Restate the data word for word and leave the images out.
--- begin SUPPLIED INFORMATION ---
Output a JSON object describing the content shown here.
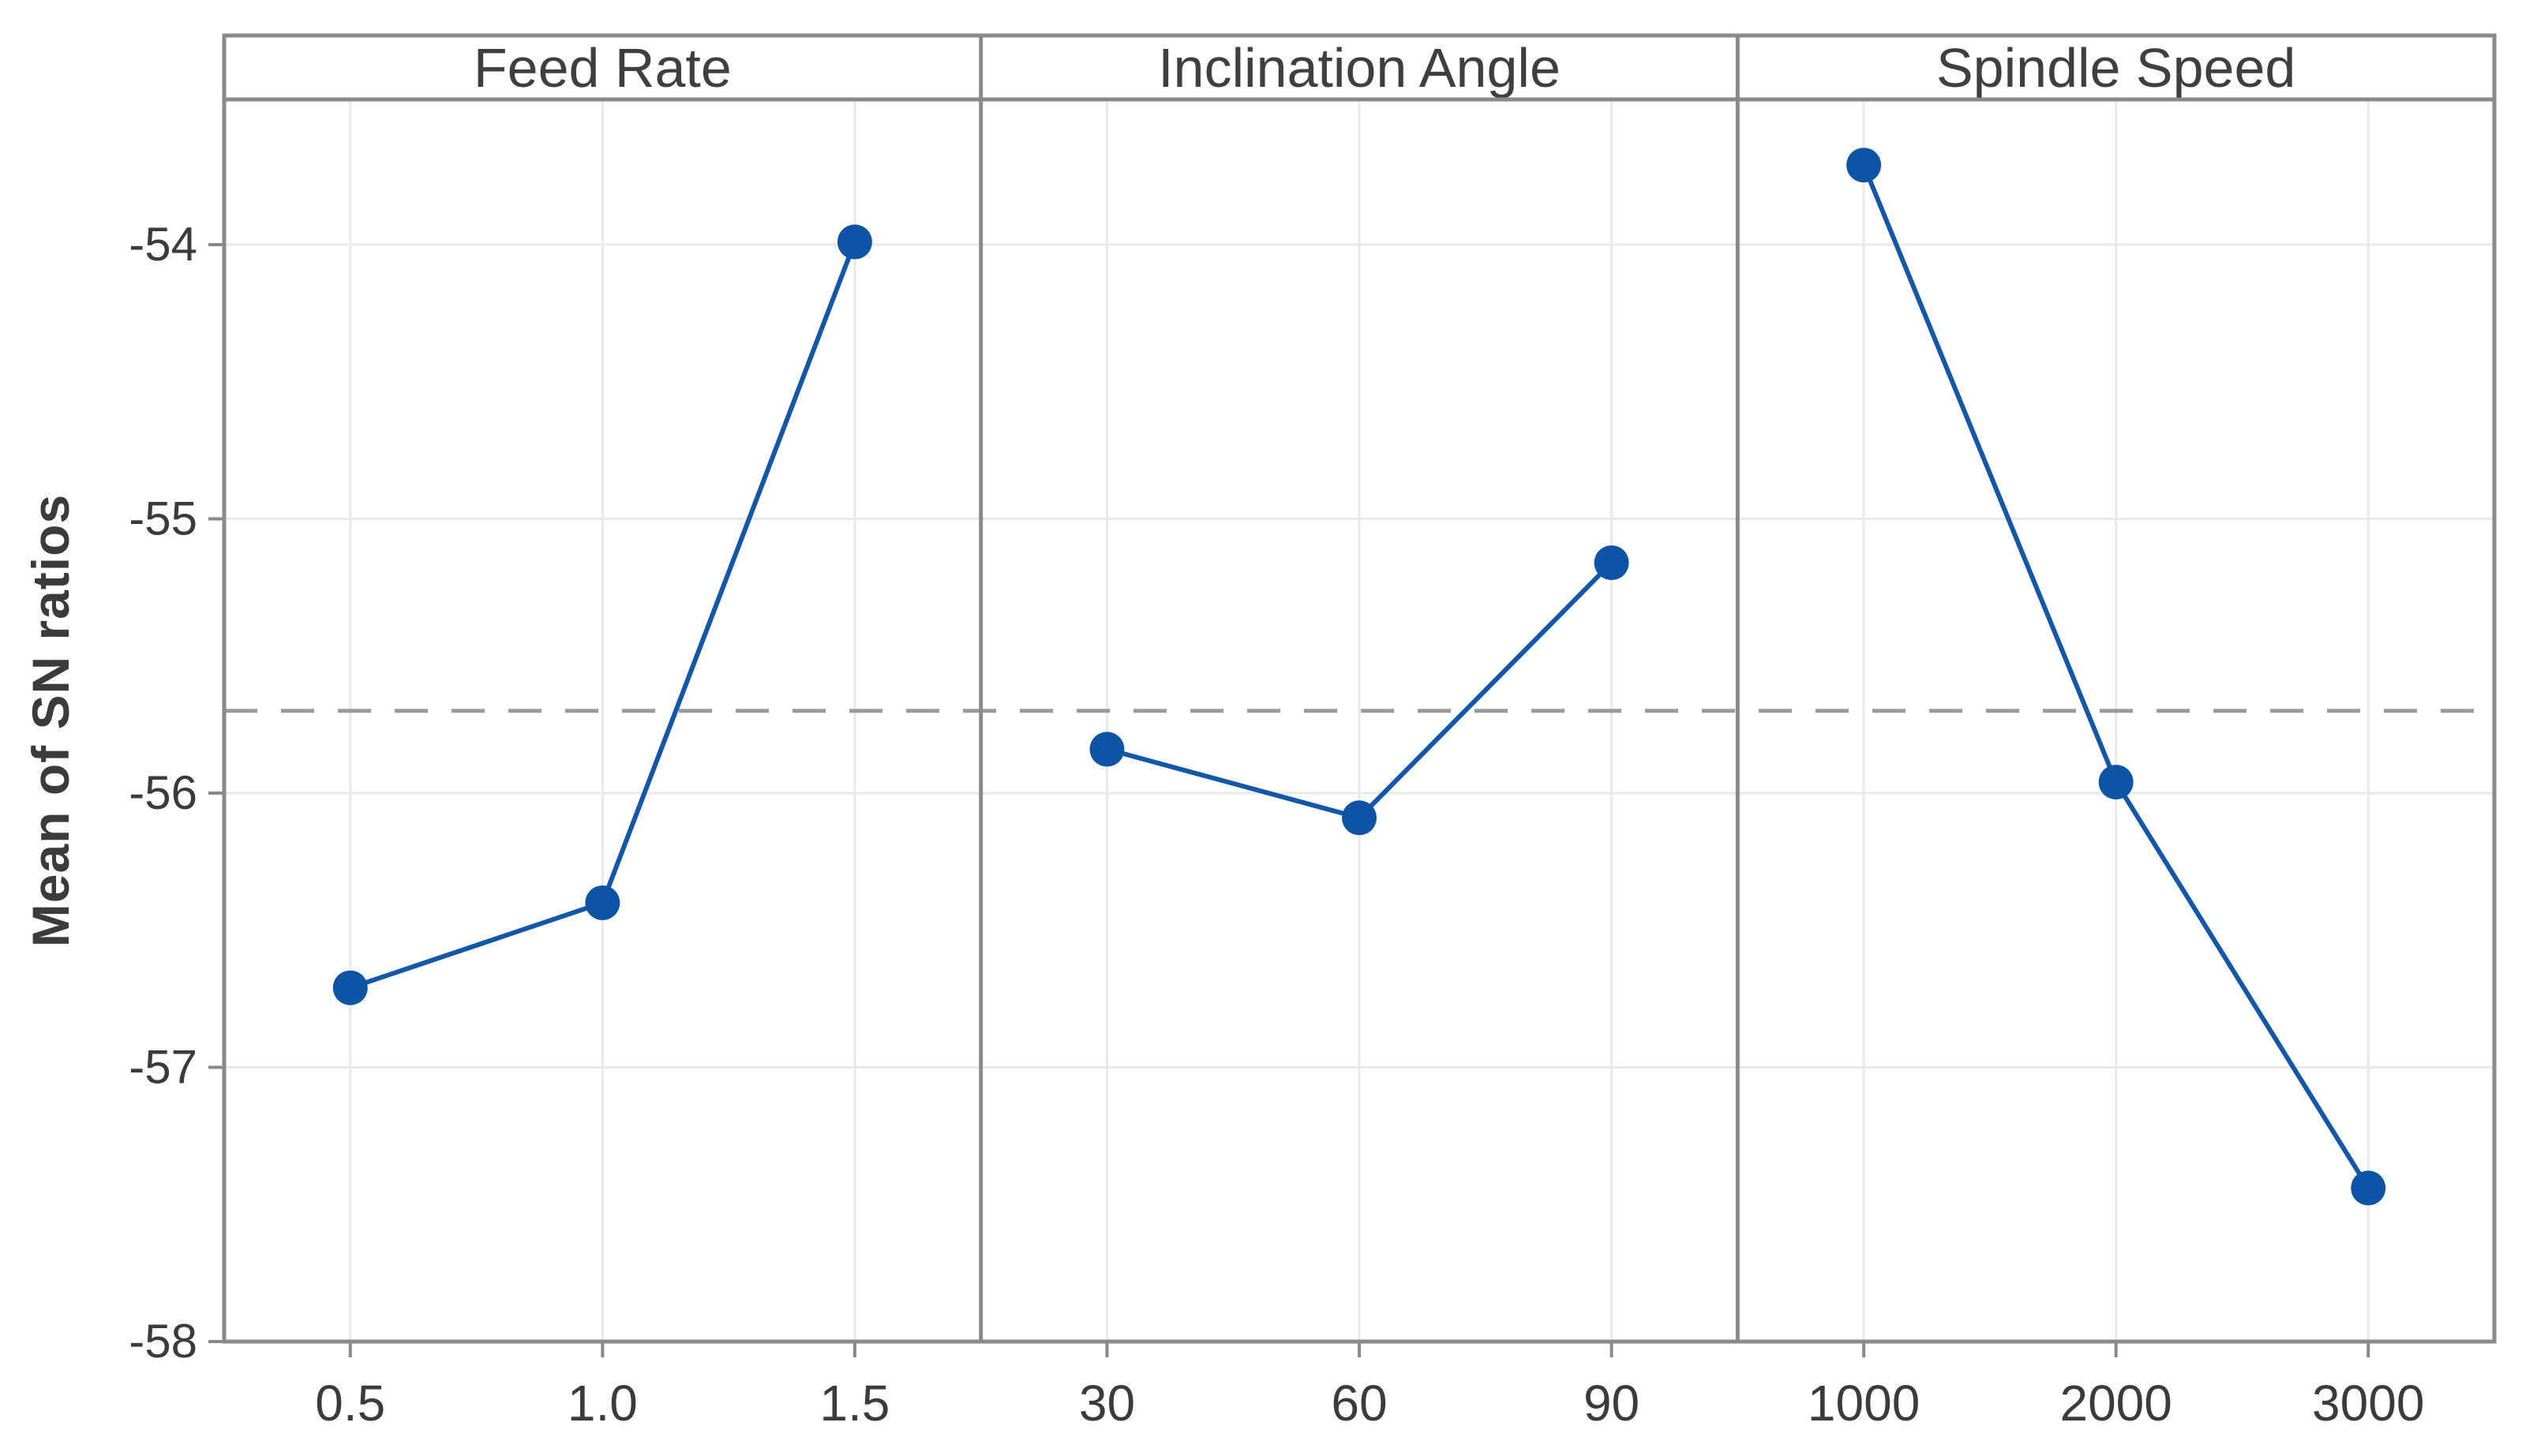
{
  "colors": {
    "series_blue": "#1257a8",
    "marker_blue": "#0d54a6",
    "grid_gray": "#e9e9e9",
    "frame_gray": "#8a8a8a",
    "dashed_gray": "#9a9a9a",
    "text_gray": "#3b3b3b"
  },
  "chart_data": {
    "type": "line",
    "subtype": "main-effects-plot",
    "ylabel": "Mean of SN ratios",
    "ytick_labels": [
      "-54",
      "-55",
      "-56",
      "-57",
      "-58"
    ],
    "ytick_values": [
      -54,
      -55,
      -56,
      -57,
      -58
    ],
    "ylim": [
      -58.02,
      -53.47
    ],
    "reference_line": -55.7,
    "grid": true,
    "legend_position": "none",
    "panels": [
      {
        "title": "Feed Rate",
        "categories": [
          "0.5",
          "1.0",
          "1.5"
        ],
        "values": [
          -56.71,
          -56.4,
          -53.99
        ]
      },
      {
        "title": "Inclination Angle",
        "categories": [
          "30",
          "60",
          "90"
        ],
        "values": [
          -55.84,
          -56.09,
          -55.16
        ]
      },
      {
        "title": "Spindle Speed",
        "categories": [
          "1000",
          "2000",
          "3000"
        ],
        "values": [
          -53.71,
          -55.96,
          -57.44
        ]
      }
    ]
  }
}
--- end SUPPLIED INFORMATION ---
## [THE COMPLETED TASK]
Output a JSON object describing the content shown here.
{
  "colors": {
    "series_blue": "#1257a8",
    "marker_blue": "#0d54a6",
    "grid_gray": "#e9e9e9",
    "frame_gray": "#8a8a8a",
    "dashed_gray": "#9a9a9a",
    "text_gray": "#3b3b3b"
  },
  "chart_data": {
    "type": "line",
    "subtype": "main-effects-plot",
    "ylabel": "Mean of SN ratios",
    "ytick_labels": [
      "-54",
      "-55",
      "-56",
      "-57",
      "-58"
    ],
    "ytick_values": [
      -54,
      -55,
      -56,
      -57,
      -58
    ],
    "ylim": [
      -58.02,
      -53.47
    ],
    "reference_line": -55.7,
    "grid": true,
    "legend_position": "none",
    "panels": [
      {
        "title": "Feed Rate",
        "categories": [
          "0.5",
          "1.0",
          "1.5"
        ],
        "values": [
          -56.71,
          -56.4,
          -53.99
        ]
      },
      {
        "title": "Inclination Angle",
        "categories": [
          "30",
          "60",
          "90"
        ],
        "values": [
          -55.84,
          -56.09,
          -55.16
        ]
      },
      {
        "title": "Spindle Speed",
        "categories": [
          "1000",
          "2000",
          "3000"
        ],
        "values": [
          -53.71,
          -55.96,
          -57.44
        ]
      }
    ]
  }
}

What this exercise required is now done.